DIRECTIONS: Using the records below, locate all lines containing "инфекционного" and return them.

Collected data entries:
------------------------

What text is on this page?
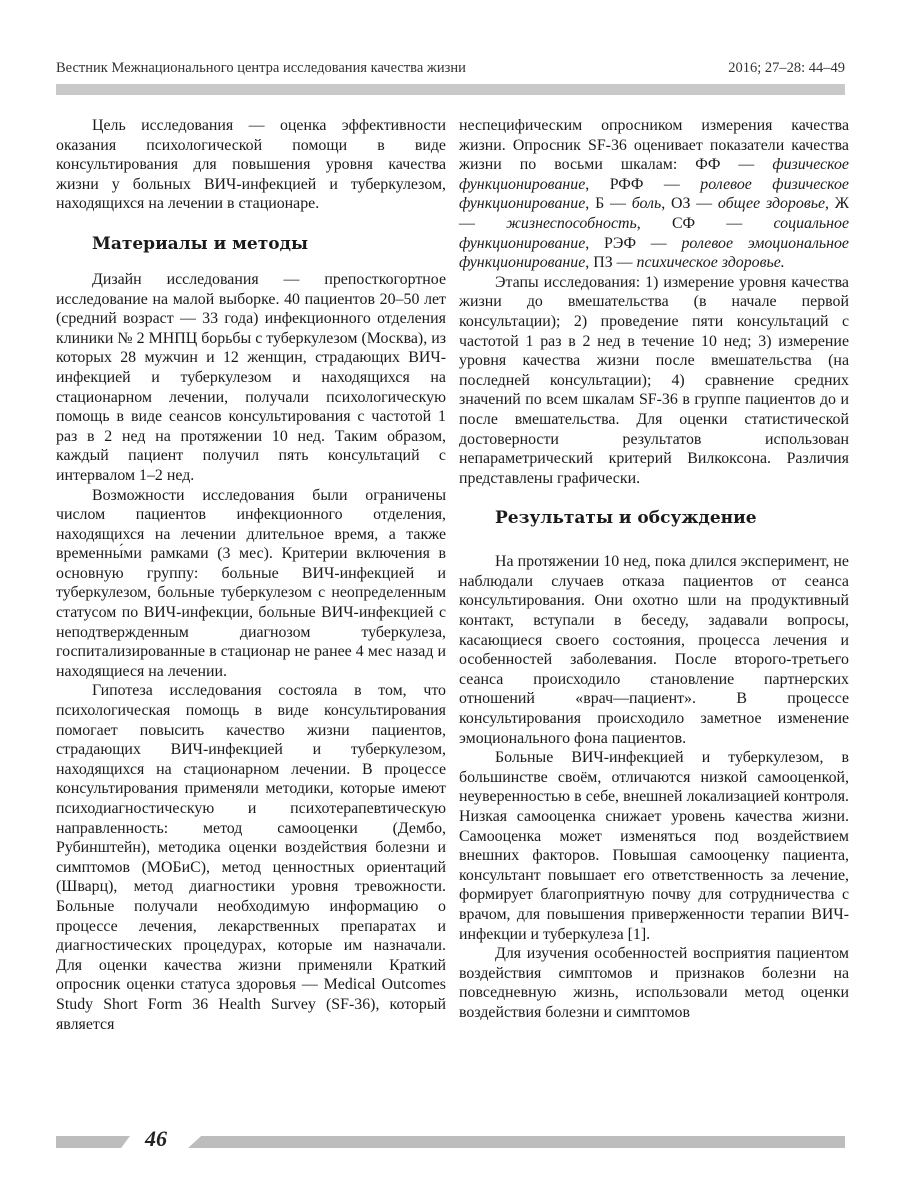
Вестник Межнационального центра исследования качества жизни	2016; 27–28: 44–49

Цель исследования — оценка эффективности оказания психологической помощи в виде консультирования для повышения уровня качества жизни у больных ВИЧ-инфекцией и туберкулезом, находящихся на лечении в стационаре.

Материалы и методы

Дизайн исследования — препосткогортное исследование на малой выборке. 40 пациентов 20–50 лет (средний возраст — 33 года) инфекционного отделения клиники № 2 МНПЦ борьбы с туберкулезом (Москва), из которых 28 мужчин и 12 женщин, страдающих ВИЧ-инфекцией и туберкулезом и находящихся на стационарном лечении, получали психологическую помощь в виде сеансов консультирования с частотой 1 раз в 2 нед на протяжении 10 нед. Таким образом, каждый пациент получил пять консультаций с интервалом 1–2 нед.

Возможности исследования были ограничены числом пациентов инфекционного отделения, находящихся на лечении длительное время, а также временны́ми рамками (3 мес). Критерии включения в основную группу: больные ВИЧ-инфекцией и туберкулезом, больные туберкулезом с неопределенным статусом по ВИЧ-инфекции, больные ВИЧ-инфекцией с неподтвержденным диагнозом туберкулеза, госпитализированные в стационар не ранее 4 мес назад и находящиеся на лечении.

Гипотеза исследования состояла в том, что психологическая помощь в виде консультирования помогает повысить качество жизни пациентов, страдающих ВИЧ-инфекцией и туберкулезом, находящихся на стационарном лечении. В процессе консультирования применяли методики, которые имеют психодиагностическую и психотерапевтическую направленность: метод самооценки (Дембо, Рубинштейн), методика оценки воздействия болезни и симптомов (МОБиС), метод ценностных ориентаций (Шварц), метод диагностики уровня тревожности. Больные получали необходимую информацию о процессе лечения, лекарственных препаратах и диагностических процедурах, которые им назначали. Для оценки качества жизни применяли Краткий опросник оценки статуса здоровья — Medical Outcomes Study Short Form 36 Health Survey (SF-36), который является

неспецифическим опросником измерения качества жизни. Опросник SF-36 оценивает показатели качества жизни по восьми шкалам: ФФ — физическое функционирование, РФФ — ролевое физическое функционирование, Б — боль, ОЗ — общее здоровье, Ж — жизнеспособность, СФ — социальное функционирование, РЭФ — ролевое эмоциональное функционирование, ПЗ — психическое здоровье.

Этапы исследования: 1) измерение уровня качества жизни до вмешательства (в начале первой консультации); 2) проведение пяти консультаций с частотой 1 раз в 2 нед в течение 10 нед; 3) измерение уровня качества жизни после вмешательства (на последней консультации); 4) сравнение средних значений по всем шкалам SF-36 в группе пациентов до и после вмешательства. Для оценки статистической достоверности результатов использован непараметрический критерий Вилкоксона. Различия представлены графически.

Результаты и обсуждение

На протяжении 10 нед, пока длился эксперимент, не наблюдали случаев отказа пациентов от сеанса консультирования. Они охотно шли на продуктивный контакт, вступали в беседу, задавали вопросы, касающиеся своего состояния, процесса лечения и особенностей заболевания. После второго-третьего сеанса происходило становление партнерских отношений «врач—пациент». В процессе консультирования происходило заметное изменение эмоционального фона пациентов.

Больные ВИЧ-инфекцией и туберкулезом, в большинстве своём, отличаются низкой самооценкой, неуверенностью в себе, внешней локализацией контроля. Низкая самооценка снижает уровень качества жизни. Самооценка может изменяться под воздействием внешних факторов. Повышая самооценку пациента, консультант повышает его ответственность за лечение, формирует благоприятную почву для сотрудничества с врачом, для повышения приверженности терапии ВИЧ-инфекции и туберкулеза [1].

Для изучения особенностей восприятия пациентом воздействия симптомов и признаков болезни на повседневную жизнь, использовали метод оценки воздействия болезни и симптомов

46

------------------------

SOLUTION:
Дизайн исследования — препосткогортное исследование на малой выборке. 40 пациентов 20–50 лет (средний возраст — 33 года) инфекционного отделения клиники № 2 МНПЦ борьбы с туберкулезом (Москва), из которых 28 мужчин и 12 женщин, страдающих ВИЧ-инфекцией и туберкулезом и находящихся на стационарном лечении, получали психологическую помощь в виде сеансов консультирования с частотой 1 раз в 2 нед на протяжении 10 нед. Таким образом, каждый пациент получил пять консультаций с интервалом 1–2 нед.
Возможности исследования были ограничены числом пациентов инфекционного отделения, находящихся на лечении длительное время, а также временны́ми рамками (3 мес). Критерии включения в основную группу: больные ВИЧ-инфекцией и туберкулезом, больные туберкулезом с неопределенным статусом по ВИЧ-инфекции, больные ВИЧ-инфекцией с неподтвержденным диагнозом туберкулеза, госпитализированные в стационар не ранее 4 мес назад и находящиеся на лечении.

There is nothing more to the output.